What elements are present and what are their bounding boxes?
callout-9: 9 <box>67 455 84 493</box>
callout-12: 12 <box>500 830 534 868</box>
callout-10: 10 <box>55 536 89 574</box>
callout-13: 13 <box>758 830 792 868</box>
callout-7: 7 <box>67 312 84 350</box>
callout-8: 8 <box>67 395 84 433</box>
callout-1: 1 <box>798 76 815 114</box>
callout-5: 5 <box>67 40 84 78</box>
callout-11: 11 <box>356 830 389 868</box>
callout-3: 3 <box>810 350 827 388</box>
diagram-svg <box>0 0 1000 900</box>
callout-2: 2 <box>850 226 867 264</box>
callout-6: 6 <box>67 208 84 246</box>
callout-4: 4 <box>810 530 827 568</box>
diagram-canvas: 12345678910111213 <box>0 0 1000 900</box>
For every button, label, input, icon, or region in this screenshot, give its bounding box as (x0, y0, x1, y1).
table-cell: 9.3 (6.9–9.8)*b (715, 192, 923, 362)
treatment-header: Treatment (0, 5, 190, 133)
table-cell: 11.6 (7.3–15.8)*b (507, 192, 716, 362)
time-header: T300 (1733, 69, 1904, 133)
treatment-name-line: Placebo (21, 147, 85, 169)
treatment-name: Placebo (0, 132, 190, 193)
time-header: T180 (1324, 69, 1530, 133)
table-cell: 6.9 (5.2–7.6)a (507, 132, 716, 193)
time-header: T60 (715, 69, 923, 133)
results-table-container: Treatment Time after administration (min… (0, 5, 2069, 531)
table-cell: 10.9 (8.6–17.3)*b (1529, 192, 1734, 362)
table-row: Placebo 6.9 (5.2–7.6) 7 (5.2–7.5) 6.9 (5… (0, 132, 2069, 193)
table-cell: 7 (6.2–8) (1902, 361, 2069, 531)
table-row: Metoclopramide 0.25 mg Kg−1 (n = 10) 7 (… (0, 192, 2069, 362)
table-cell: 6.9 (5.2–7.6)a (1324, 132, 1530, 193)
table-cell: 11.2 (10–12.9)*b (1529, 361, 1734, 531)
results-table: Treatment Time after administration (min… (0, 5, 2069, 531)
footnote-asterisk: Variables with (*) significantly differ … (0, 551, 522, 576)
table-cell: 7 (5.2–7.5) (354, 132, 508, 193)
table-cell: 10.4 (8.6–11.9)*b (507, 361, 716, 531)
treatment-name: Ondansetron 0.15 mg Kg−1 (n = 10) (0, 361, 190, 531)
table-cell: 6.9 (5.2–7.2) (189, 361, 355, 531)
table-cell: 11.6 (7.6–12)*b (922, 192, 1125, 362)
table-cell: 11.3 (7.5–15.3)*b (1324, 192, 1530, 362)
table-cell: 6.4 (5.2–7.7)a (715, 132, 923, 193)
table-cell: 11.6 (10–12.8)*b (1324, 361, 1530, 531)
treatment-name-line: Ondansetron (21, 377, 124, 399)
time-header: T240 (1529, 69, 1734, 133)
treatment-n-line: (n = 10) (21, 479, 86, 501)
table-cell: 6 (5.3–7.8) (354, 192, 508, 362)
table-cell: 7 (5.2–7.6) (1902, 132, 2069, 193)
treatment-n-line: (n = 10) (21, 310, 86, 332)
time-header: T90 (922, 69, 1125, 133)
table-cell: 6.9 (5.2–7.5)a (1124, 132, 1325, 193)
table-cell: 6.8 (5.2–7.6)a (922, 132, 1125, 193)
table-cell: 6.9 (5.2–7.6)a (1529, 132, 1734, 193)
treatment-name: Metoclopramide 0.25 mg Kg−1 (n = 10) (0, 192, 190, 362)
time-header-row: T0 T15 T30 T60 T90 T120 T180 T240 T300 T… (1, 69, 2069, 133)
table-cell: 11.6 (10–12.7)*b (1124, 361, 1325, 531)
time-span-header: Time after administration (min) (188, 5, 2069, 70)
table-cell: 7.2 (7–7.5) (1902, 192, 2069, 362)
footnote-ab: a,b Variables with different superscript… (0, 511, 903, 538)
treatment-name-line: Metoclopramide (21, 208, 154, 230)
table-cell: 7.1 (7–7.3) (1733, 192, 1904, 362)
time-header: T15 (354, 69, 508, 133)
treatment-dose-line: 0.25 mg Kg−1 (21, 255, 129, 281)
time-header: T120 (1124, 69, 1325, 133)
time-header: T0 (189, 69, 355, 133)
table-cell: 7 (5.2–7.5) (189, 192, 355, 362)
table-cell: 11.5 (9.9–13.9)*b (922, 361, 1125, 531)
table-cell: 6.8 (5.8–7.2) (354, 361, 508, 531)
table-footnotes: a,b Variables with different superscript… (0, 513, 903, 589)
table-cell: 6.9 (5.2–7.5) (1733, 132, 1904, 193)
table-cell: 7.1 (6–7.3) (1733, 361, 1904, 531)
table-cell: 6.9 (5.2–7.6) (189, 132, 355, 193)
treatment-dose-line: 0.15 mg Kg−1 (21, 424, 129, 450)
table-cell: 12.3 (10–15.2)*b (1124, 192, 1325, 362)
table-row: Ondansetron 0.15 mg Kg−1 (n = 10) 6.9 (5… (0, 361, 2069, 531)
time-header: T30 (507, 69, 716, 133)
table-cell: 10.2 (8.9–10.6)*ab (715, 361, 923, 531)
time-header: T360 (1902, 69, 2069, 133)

### [WORK TO DO]
Reproduce every line of the records above word for word, in the same order, changing no character.

### [ANSWER FOR THIS EXERCISE]
What elements are present and what are their bounding boxes?
callout-9: 9 <box>67 455 84 493</box>
callout-12: 12 <box>500 830 534 868</box>
callout-10: 10 <box>55 536 89 574</box>
callout-13: 13 <box>758 830 792 868</box>
callout-7: 7 <box>67 312 84 350</box>
callout-8: 8 <box>67 395 84 433</box>
callout-1: 1 <box>798 76 815 114</box>
callout-5: 5 <box>67 40 84 78</box>
callout-11: 11 <box>356 830 389 868</box>
callout-3: 3 <box>810 350 827 388</box>
diagram-svg <box>0 0 1000 900</box>
callout-2: 2 <box>850 226 867 264</box>
callout-6: 6 <box>67 208 84 246</box>
callout-4: 4 <box>810 530 827 568</box>
diagram-canvas: 12345678910111213 <box>0 0 1000 900</box>
For every button, label, input, icon, or region in this screenshot, give its bounding box as (x0, y0, x1, y1).
table-cell: 9.3 (6.9–9.8)*b (715, 192, 923, 362)
treatment-header: Treatment (0, 5, 190, 133)
table-cell: 11.6 (7.3–15.8)*b (507, 192, 716, 362)
time-header: T300 (1733, 69, 1904, 133)
treatment-name-line: Placebo (21, 147, 85, 169)
treatment-name: Placebo (0, 132, 190, 193)
time-header: T180 (1324, 69, 1530, 133)
table-cell: 6.9 (5.2–7.6)a (507, 132, 716, 193)
time-header: T60 (715, 69, 923, 133)
results-table-container: Treatment Time after administration (min… (0, 5, 2069, 531)
table-cell: 10.9 (8.6–17.3)*b (1529, 192, 1734, 362)
table-row: Placebo 6.9 (5.2–7.6) 7 (5.2–7.5) 6.9 (5… (0, 132, 2069, 193)
table-cell: 7 (6.2–8) (1902, 361, 2069, 531)
table-row: Metoclopramide 0.25 mg Kg−1 (n = 10) 7 (… (0, 192, 2069, 362)
table-cell: 6.9 (5.2–7.6)a (1324, 132, 1530, 193)
table-cell: 11.2 (10–12.9)*b (1529, 361, 1734, 531)
results-table: Treatment Time after administration (min… (0, 5, 2069, 531)
footnote-asterisk: Variables with (*) significantly differ … (0, 551, 522, 576)
table-cell: 7 (5.2–7.5) (354, 132, 508, 193)
table-cell: 10.4 (8.6–11.9)*b (507, 361, 716, 531)
treatment-name: Ondansetron 0.15 mg Kg−1 (n = 10) (0, 361, 190, 531)
table-cell: 6.9 (5.2–7.2) (189, 361, 355, 531)
table-cell: 11.6 (7.6–12)*b (922, 192, 1125, 362)
table-cell: 11.3 (7.5–15.3)*b (1324, 192, 1530, 362)
table-cell: 6.4 (5.2–7.7)a (715, 132, 923, 193)
table-cell: 11.6 (10–12.8)*b (1324, 361, 1530, 531)
treatment-name-line: Ondansetron (21, 377, 124, 399)
time-header: T240 (1529, 69, 1734, 133)
treatment-n-line: (n = 10) (21, 479, 86, 501)
table-cell: 6 (5.3–7.8) (354, 192, 508, 362)
table-cell: 7 (5.2–7.6) (1902, 132, 2069, 193)
treatment-n-line: (n = 10) (21, 310, 86, 332)
time-header: T90 (922, 69, 1125, 133)
table-cell: 6.9 (5.2–7.5)a (1124, 132, 1325, 193)
table-cell: 6.8 (5.2–7.6)a (922, 132, 1125, 193)
table-cell: 6.9 (5.2–7.6)a (1529, 132, 1734, 193)
treatment-name: Metoclopramide 0.25 mg Kg−1 (n = 10) (0, 192, 190, 362)
time-header-row: T0 T15 T30 T60 T90 T120 T180 T240 T300 T… (1, 69, 2069, 133)
table-cell: 11.6 (10–12.7)*b (1124, 361, 1325, 531)
time-span-header: Time after administration (min) (188, 5, 2069, 70)
table-cell: 7.2 (7–7.5) (1902, 192, 2069, 362)
footnote-ab: a,b Variables with different superscript… (0, 511, 903, 538)
treatment-name-line: Metoclopramide (21, 208, 154, 230)
table-cell: 7.1 (7–7.3) (1733, 192, 1904, 362)
time-header: T15 (354, 69, 508, 133)
treatment-dose-line: 0.25 mg Kg−1 (21, 255, 129, 281)
time-header: T120 (1124, 69, 1325, 133)
time-header: T0 (189, 69, 355, 133)
table-cell: 7 (5.2–7.5) (189, 192, 355, 362)
table-cell: 11.5 (9.9–13.9)*b (922, 361, 1125, 531)
table-cell: 6.8 (5.8–7.2) (354, 361, 508, 531)
table-footnotes: a,b Variables with different superscript… (0, 513, 903, 589)
table-cell: 6.9 (5.2–7.5) (1733, 132, 1904, 193)
table-cell: 7.1 (6–7.3) (1733, 361, 1904, 531)
table-cell: 6.9 (5.2–7.6) (189, 132, 355, 193)
treatment-dose-line: 0.15 mg Kg−1 (21, 424, 129, 450)
table-cell: 12.3 (10–15.2)*b (1124, 192, 1325, 362)
table-row: Ondansetron 0.15 mg Kg−1 (n = 10) 6.9 (5… (0, 361, 2069, 531)
time-header: T30 (507, 69, 716, 133)
table-cell: 10.2 (8.9–10.6)*ab (715, 361, 923, 531)
time-header: T360 (1902, 69, 2069, 133)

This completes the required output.